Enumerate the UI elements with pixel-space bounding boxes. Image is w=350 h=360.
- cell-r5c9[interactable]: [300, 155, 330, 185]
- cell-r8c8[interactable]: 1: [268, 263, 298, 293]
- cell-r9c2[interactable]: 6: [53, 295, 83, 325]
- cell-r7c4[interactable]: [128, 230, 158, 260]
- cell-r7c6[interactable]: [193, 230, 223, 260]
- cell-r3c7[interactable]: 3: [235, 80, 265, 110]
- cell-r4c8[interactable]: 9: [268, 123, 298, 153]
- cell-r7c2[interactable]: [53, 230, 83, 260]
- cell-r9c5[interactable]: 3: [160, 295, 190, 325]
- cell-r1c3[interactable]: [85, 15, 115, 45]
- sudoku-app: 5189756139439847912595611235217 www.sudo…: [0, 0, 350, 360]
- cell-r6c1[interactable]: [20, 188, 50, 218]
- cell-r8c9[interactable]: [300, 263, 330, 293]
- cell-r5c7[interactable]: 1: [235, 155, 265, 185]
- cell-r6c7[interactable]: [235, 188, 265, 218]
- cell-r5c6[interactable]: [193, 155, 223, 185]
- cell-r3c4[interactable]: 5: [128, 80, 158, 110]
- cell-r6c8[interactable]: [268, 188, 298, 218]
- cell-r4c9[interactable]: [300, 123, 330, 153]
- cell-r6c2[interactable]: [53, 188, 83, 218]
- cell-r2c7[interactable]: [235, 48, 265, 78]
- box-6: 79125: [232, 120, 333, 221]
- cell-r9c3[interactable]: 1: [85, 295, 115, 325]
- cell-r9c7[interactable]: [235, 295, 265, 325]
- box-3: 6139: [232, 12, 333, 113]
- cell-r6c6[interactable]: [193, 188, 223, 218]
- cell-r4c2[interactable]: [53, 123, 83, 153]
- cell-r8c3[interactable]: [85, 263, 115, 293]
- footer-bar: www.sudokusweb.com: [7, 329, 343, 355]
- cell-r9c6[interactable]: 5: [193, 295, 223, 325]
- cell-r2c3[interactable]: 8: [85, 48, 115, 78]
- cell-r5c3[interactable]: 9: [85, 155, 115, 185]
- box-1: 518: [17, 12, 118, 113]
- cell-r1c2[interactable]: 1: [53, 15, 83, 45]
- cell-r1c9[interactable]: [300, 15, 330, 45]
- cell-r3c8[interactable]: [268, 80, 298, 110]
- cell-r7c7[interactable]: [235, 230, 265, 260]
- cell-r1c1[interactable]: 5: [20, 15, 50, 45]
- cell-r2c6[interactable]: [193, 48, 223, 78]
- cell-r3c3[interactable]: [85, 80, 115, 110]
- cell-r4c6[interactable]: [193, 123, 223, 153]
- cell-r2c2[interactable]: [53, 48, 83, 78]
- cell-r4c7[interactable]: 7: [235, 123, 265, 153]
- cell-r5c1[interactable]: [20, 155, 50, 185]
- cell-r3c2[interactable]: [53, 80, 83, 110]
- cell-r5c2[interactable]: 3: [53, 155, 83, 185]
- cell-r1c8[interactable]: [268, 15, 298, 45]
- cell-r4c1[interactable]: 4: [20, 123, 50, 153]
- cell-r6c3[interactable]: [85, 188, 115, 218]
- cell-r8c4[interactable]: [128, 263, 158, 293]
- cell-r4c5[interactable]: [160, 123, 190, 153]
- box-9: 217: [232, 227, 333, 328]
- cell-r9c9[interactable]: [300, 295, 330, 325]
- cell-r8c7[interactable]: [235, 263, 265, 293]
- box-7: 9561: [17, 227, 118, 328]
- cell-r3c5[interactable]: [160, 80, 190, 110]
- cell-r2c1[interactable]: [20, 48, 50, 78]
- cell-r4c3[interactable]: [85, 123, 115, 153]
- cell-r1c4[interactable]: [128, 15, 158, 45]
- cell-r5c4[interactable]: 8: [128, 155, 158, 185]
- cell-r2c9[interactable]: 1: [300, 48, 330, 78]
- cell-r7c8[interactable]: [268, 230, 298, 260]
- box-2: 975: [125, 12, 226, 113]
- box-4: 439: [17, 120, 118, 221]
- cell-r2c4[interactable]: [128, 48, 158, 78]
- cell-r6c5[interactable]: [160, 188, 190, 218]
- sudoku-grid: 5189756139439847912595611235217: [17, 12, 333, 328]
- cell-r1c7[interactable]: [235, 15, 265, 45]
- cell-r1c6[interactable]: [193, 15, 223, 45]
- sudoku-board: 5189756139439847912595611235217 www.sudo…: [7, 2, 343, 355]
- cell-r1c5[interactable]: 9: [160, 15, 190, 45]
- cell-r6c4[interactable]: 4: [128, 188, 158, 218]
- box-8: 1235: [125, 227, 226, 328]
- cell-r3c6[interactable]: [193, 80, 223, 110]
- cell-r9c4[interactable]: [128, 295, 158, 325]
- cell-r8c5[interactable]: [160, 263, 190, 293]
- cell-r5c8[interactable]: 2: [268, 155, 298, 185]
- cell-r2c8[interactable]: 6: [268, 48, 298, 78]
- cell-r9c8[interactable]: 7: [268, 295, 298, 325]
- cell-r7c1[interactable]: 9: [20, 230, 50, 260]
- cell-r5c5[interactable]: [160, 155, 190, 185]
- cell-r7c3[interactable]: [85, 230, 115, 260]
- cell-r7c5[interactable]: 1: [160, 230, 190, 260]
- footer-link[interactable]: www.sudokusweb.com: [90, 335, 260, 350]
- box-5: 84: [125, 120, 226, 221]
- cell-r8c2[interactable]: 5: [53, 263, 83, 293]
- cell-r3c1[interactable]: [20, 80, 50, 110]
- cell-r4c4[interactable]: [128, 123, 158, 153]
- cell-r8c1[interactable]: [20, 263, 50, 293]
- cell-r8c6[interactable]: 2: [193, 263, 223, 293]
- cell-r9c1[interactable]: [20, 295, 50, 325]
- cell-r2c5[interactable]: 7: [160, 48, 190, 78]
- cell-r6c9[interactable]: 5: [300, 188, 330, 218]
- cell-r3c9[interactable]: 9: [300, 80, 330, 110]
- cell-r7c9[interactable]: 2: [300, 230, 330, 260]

· · · ·

Give all of the lines above as a Markdown table with two columns, Number and Line, with each line's position in the Number column and no row for a blank line.

== OUTPUT OF THE TASK ==
| Number | Line |
|---|---|
| 1 | Enumerate the UI elements with pixel-space bounding boxes. Image is w=350 h=360. |
| 2 | - cell-r5c9[interactable]: [300, 155, 330, 185] |
| 3 | - cell-r8c8[interactable]: 1: [268, 263, 298, 293] |
| 4 | - cell-r9c2[interactable]: 6: [53, 295, 83, 325] |
| 5 | - cell-r7c4[interactable]: [128, 230, 158, 260] |
| 6 | - cell-r7c6[interactable]: [193, 230, 223, 260] |
| 7 | - cell-r3c7[interactable]: 3: [235, 80, 265, 110] |
| 8 | - cell-r4c8[interactable]: 9: [268, 123, 298, 153] |
| 9 | - cell-r7c2[interactable]: [53, 230, 83, 260] |
| 10 | - cell-r9c5[interactable]: 3: [160, 295, 190, 325] |
| 11 | - cell-r1c3[interactable]: [85, 15, 115, 45] |
| 12 | - sudoku-app: 5189756139439847912595611235217 www.sudo…: [0, 0, 350, 360] |
| 13 | - cell-r6c1[interactable]: [20, 188, 50, 218] |
| 14 | - cell-r8c9[interactable]: [300, 263, 330, 293] |
| 15 | - cell-r5c7[interactable]: 1: [235, 155, 265, 185] |
| 16 | - cell-r6c7[interactable]: [235, 188, 265, 218] |
| 17 | - cell-r5c6[interactable]: [193, 155, 223, 185] |
| 18 | - cell-r3c4[interactable]: 5: [128, 80, 158, 110] |
| 19 | - cell-r6c8[interactable]: [268, 188, 298, 218] |
| 20 | - cell-r4c9[interactable]: [300, 123, 330, 153] |
| 21 | - cell-r6c2[interactable]: [53, 188, 83, 218] |
| 22 | - cell-r2c7[interactable]: [235, 48, 265, 78] |
| 23 | - box-6: 79125: [232, 120, 333, 221] |
| 24 | - cell-r9c3[interactable]: 1: [85, 295, 115, 325] |
| 25 | - cell-r9c7[interactable]: [235, 295, 265, 325] |
| 26 | - box-3: 6139: [232, 12, 333, 113] |
| 27 | - cell-r6c6[interactable]: [193, 188, 223, 218] |
| 28 | - cell-r4c2[interactable]: [53, 123, 83, 153] |
| 29 | - cell-r8c3[interactable]: [85, 263, 115, 293] |
| 30 | - footer-bar: www.sudokusweb.com: [7, 329, 343, 355] |
| 31 | - cell-r9c6[interactable]: 5: [193, 295, 223, 325] |
| 32 | - cell-r2c3[interactable]: 8: [85, 48, 115, 78] |
| 33 | - cell-r5c3[interactable]: 9: [85, 155, 115, 185] |
| 34 | - box-1: 518: [17, 12, 118, 113] |
| 35 | - cell-r1c2[interactable]: 1: [53, 15, 83, 45] |
| 36 | - cell-r1c9[interactable]: [300, 15, 330, 45] |
| 37 | - cell-r3c8[interactable]: [268, 80, 298, 110] |
| 38 | - cell-r7c7[interactable]: [235, 230, 265, 260] |
| 39 | - cell-r1c1[interactable]: 5: [20, 15, 50, 45] |
| 40 | - cell-r2c6[interactable]: [193, 48, 223, 78] |
| 41 | - cell-r3c3[interactable]: [85, 80, 115, 110] |
| 42 | - cell-r4c6[interactable]: [193, 123, 223, 153] |
| 43 | - cell-r2c2[interactable]: [53, 48, 83, 78] |
| 44 | - cell-r4c7[interactable]: 7: [235, 123, 265, 153] |
| 45 | - cell-r5c1[interactable]: [20, 155, 50, 185] |
| 46 | - cell-r3c2[interactable]: [53, 80, 83, 110] |
| 47 | - cell-r5c2[interactable]: 3: [53, 155, 83, 185] |
| 48 | - cell-r1c8[interactable]: [268, 15, 298, 45] |
| 49 | - cell-r4c1[interactable]: 4: [20, 123, 50, 153] |
| 50 | - cell-r6c3[interactable]: [85, 188, 115, 218] |
| 51 | - cell-r8c4[interactable]: [128, 263, 158, 293] |
| 52 | - cell-r4c5[interactable]: [160, 123, 190, 153] |
| 53 | - box-9: 217: [232, 227, 333, 328] |
| 54 | - cell-r9c9[interactable]: [300, 295, 330, 325] |
| 55 | - cell-r8c7[interactable]: [235, 263, 265, 293] |
| 56 | - box-7: 9561: [17, 227, 118, 328] |
| 57 | - cell-r3c5[interactable]: [160, 80, 190, 110] |
| 58 | - cell-r2c1[interactable]: [20, 48, 50, 78] |
| 59 | - cell-r4c3[interactable]: [85, 123, 115, 153] |
| 60 | - cell-r1c4[interactable]: [128, 15, 158, 45] |
| 61 | - cell-r5c4[interactable]: 8: [128, 155, 158, 185] |
| 62 | - cell-r2c9[interactable]: 1: [300, 48, 330, 78] |
| 63 | - cell-r7c8[interactable]: [268, 230, 298, 260] |
| 64 | - box-2: 975: [125, 12, 226, 113] |
| 65 | - box-4: 439: [17, 120, 118, 221] |
| 66 | - cell-r2c4[interactable]: [128, 48, 158, 78] |
| 67 | - cell-r6c5[interactable]: [160, 188, 190, 218] |
| 68 | - sudoku-grid: 5189756139439847912595611235217: [17, 12, 333, 328] |
| 69 | - cell-r1c7[interactable]: [235, 15, 265, 45] |
| 70 | - cell-r1c6[interactable]: [193, 15, 223, 45] |
| 71 | - sudoku-board: 5189756139439847912595611235217 www.sudo…: [7, 2, 343, 355] |
| 72 | - cell-r1c5[interactable]: 9: [160, 15, 190, 45] |
| 73 | - cell-r6c4[interactable]: 4: [128, 188, 158, 218] |
| 74 | - box-8: 1235: [125, 227, 226, 328] |
| 75 | - cell-r3c6[interactable]: [193, 80, 223, 110] |
| 76 | - cell-r9c4[interactable]: [128, 295, 158, 325] |
| 77 | - cell-r8c5[interactable]: [160, 263, 190, 293] |
| 78 | - cell-r5c8[interactable]: 2: [268, 155, 298, 185] |
| 79 | - cell-r2c8[interactable]: 6: [268, 48, 298, 78] |
| 80 | - cell-r9c8[interactable]: 7: [268, 295, 298, 325] |
| 81 | - cell-r7c1[interactable]: 9: [20, 230, 50, 260] |
| 82 | - cell-r5c5[interactable]: [160, 155, 190, 185] |
| 83 | - cell-r7c3[interactable]: [85, 230, 115, 260] |
| 84 | - cell-r7c5[interactable]: 1: [160, 230, 190, 260] |
| 85 | - footer-link[interactable]: www.sudokusweb.com: [90, 335, 260, 350] |
| 86 | - box-5: 84: [125, 120, 226, 221] |
| 87 | - cell-r8c2[interactable]: 5: [53, 263, 83, 293] |
| 88 | - cell-r3c1[interactable]: [20, 80, 50, 110] |
| 89 | - cell-r4c4[interactable]: [128, 123, 158, 153] |
| 90 | - cell-r8c1[interactable]: [20, 263, 50, 293] |
| 91 | - cell-r8c6[interactable]: 2: [193, 263, 223, 293] |
| 92 | - cell-r9c1[interactable]: [20, 295, 50, 325] |
| 93 | - cell-r2c5[interactable]: 7: [160, 48, 190, 78] |
| 94 | - cell-r6c9[interactable]: 5: [300, 188, 330, 218] |
| 95 | - cell-r3c9[interactable]: 9: [300, 80, 330, 110] |
| 96 | - cell-r7c9[interactable]: 2: [300, 230, 330, 260] |